AIM OF THE EXERCISE:
Here are some records; copy every line that holds the word "Mark".
+-------+
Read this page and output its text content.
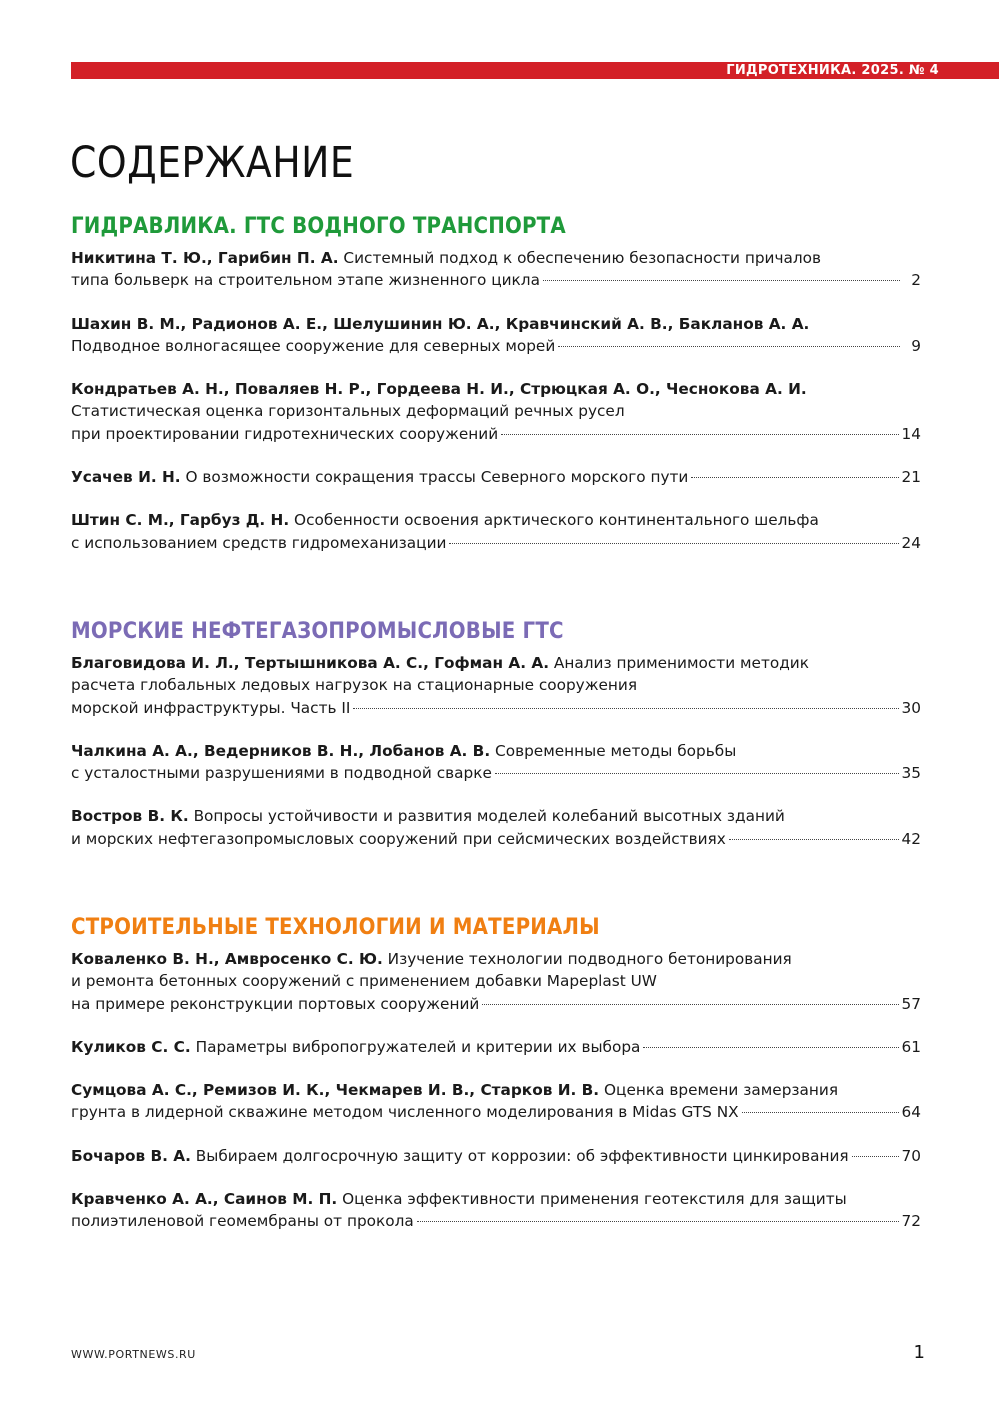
ГИДРОТЕХНИКА. 2025. № 4
СОДЕРЖАНИЕ
ГИДРАВЛИКА. ГТС ВОДНОГО ТРАНСПОРТА
Никитина Т. Ю., Гарибин П. А.
Системный подход к обеспечению безопасности причалов
типа больверк на строительном этапе жизненного цикла	2
Шахин В. М., Радионов А. Е., Шелушинин Ю. А., Кравчинский А. В., Бакланов А. А.
Подводное волногасящее сооружение для северных морей	9
Кондратьев А. Н., Поваляев Н. Р., Гордеева Н. И., Стрюцкая А. О., Чеснокова А. И.
Статистическая оценка горизонтальных деформаций речных русел
при проектировании гидротехнических сооружений	14
Усачев И. Н.
О возможности сокращения трассы Северного морского пути	21
Штин С. М., Гарбуз Д. Н.
Особенности освоения арктического континентального шельфа
с использованием средств гидромеханизации	24
МОРСКИЕ НЕФТЕГАЗОПРОМЫСЛОВЫЕ ГТС
Благовидова И. Л., Тертышникова А. С., Гофман А. А.
Анализ применимости методик
расчета глобальных ледовых нагрузок на стационарные сооружения
морской инфраструктуры. Часть II	30
Чалкина А. А., Ведерников В. Н., Лобанов А. В.
Современные методы борьбы
с усталостными разрушениями в подводной сварке	35
Востров В. К.
Вопросы устойчивости и развития моделей колебаний высотных зданий
и морских нефтегазопромысловых сооружений при сейсмических воздействиях	42
СТРОИТЕЛЬНЫЕ ТЕХНОЛОГИИ И МАТЕРИАЛЫ
Коваленко В. Н., Амвросенко С. Ю.
Изучение технологии подводного бетонирования
и ремонта бетонных сооружений с применением добавки Mapeplast UW
на примере реконструкции портовых сооружений	57
Куликов С. С.
Параметры вибропогружателей и критерии их выбора	61
Сумцова А. С., Ремизов И. К., Чекмарев И. В., Старков И. В.
Оценка времени замерзания
грунта в лидерной скважине методом численного моделирования в Midas GTS NX	64
Бочаров В. А.
Выбираем долгосрочную защиту от коррозии: об эффективности цинкирования	70
Кравченко А. А., Саинов М. П.
Оценка эффективности применения геотекстиля для защиты
полиэтиленовой геомембраны от прокола	72
WWW.PORTNEWS.RU	1
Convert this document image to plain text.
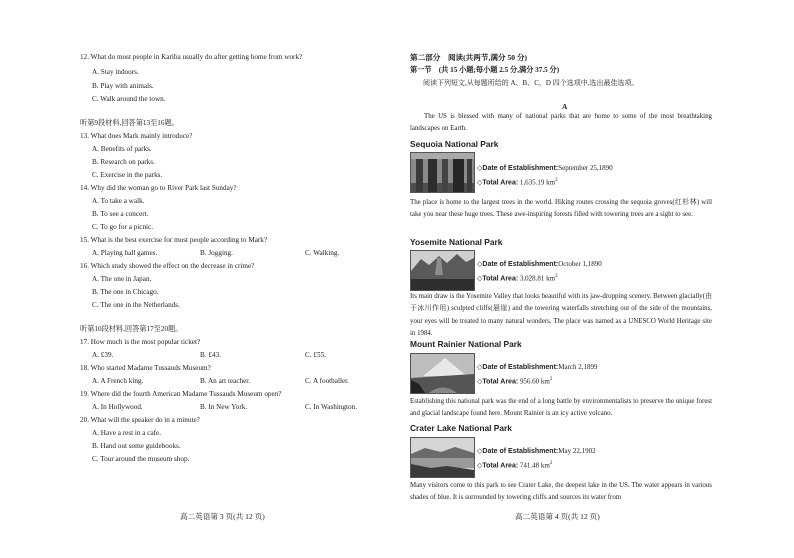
12. What do most people in Kariba usually do after getting home from work?
A. Stay indoors.
B. Play with animals.
C. Walk around the town.
听第9段材料,回答第13至16题。
13. What does Mark mainly introduce?
A. Benefits of parks.
B. Research on parks.
C. Exercise in the parks.
14. Why did the woman go to River Park last Sunday?
A. To take a walk.
B. To see a concert.
C. To go for a picnic.
15. What is the best exercise for most people according to Mark?
A. Playing ball games.	B. Jogging.	C. Walking.
16. Which study showed the effect on the decrease in crime?
A. The one in Japan.
B. The one in Chicago.
C. The one in the Netherlands.
听第10段材料,回答第17至20题。
17. How much is the most popular ticket?
A. £39.	B. £43.	C. £55.
18. Who started Madame Tussauds Museum?
A. A French king.	B. An art teacher.	C. A footballer.
19. Where did the fourth American Madame Tussauds Museum open?
A. In Hollywood.	B. In New York.	C. In Washington.
20. What will the speaker do in a minute?
A. Have a rest in a cafe.
B. Hand out some guidebooks.
C. Tour around the museum shop.
高二英语第 3 页(共 12 页)
第二部分　阅读(共两节,满分 50 分)
第一节　(共 15 小题;每小题 2.5 分,满分 37.5 分)
阅读下列短文,从每题所给的 A、B、C、D 四个选项中,选出最佳选项。
A
The US is blessed with many of national parks that are home to some of the most breathtaking landscapes on Earth.
Sequoia National Park
◇Date of Establishment:September 25,1890
◇Total Area: 1,635.19 $km^2$
The place is home to the largest trees in the world. Hiking routes crossing the sequoia groves(红杉林) will take you near these huge trees. These awe-inspiring forests filled with towering trees are a sight to see.
Yosemite National Park
◇Date of Establishment:October 1,1890
◇Total Area: 3,028.81 $km^2$
Its main draw is the Yosemite Valley that looks beautiful with its jaw-dropping scenery. Between glacially(由于冰川作用) sculpted cliffs(悬崖) and the towering waterfalls stretching out of the side of the mountains, your eyes will be treated to many natural wonders. The place was named as a UNESCO World Heritage site in 1984.
Mount Rainier National Park
◇Date of Establishment:March 2,1899
◇Total Area: 956.60 $km^2$
Establishing this national park was the end of a long battle by environmentalists to preserve the unique forest and glacial landscape found here. Mount Rainier is an icy active volcano.
Crater Lake National Park
◇Date of Establishment:May 22,1902
◇Total Area: 741.48 $km^2$
Many visitors come to this park to see Crater Lake, the deepest lake in the US. The water appears in various shades of blue. It is surrounded by towering cliffs and sources its water from
高二英语第 4 页(共 12 页)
+-------+
FINISHED TASK:
13. What does Mark mainly introduce?
15. What is the best exercise for most people according to Mark?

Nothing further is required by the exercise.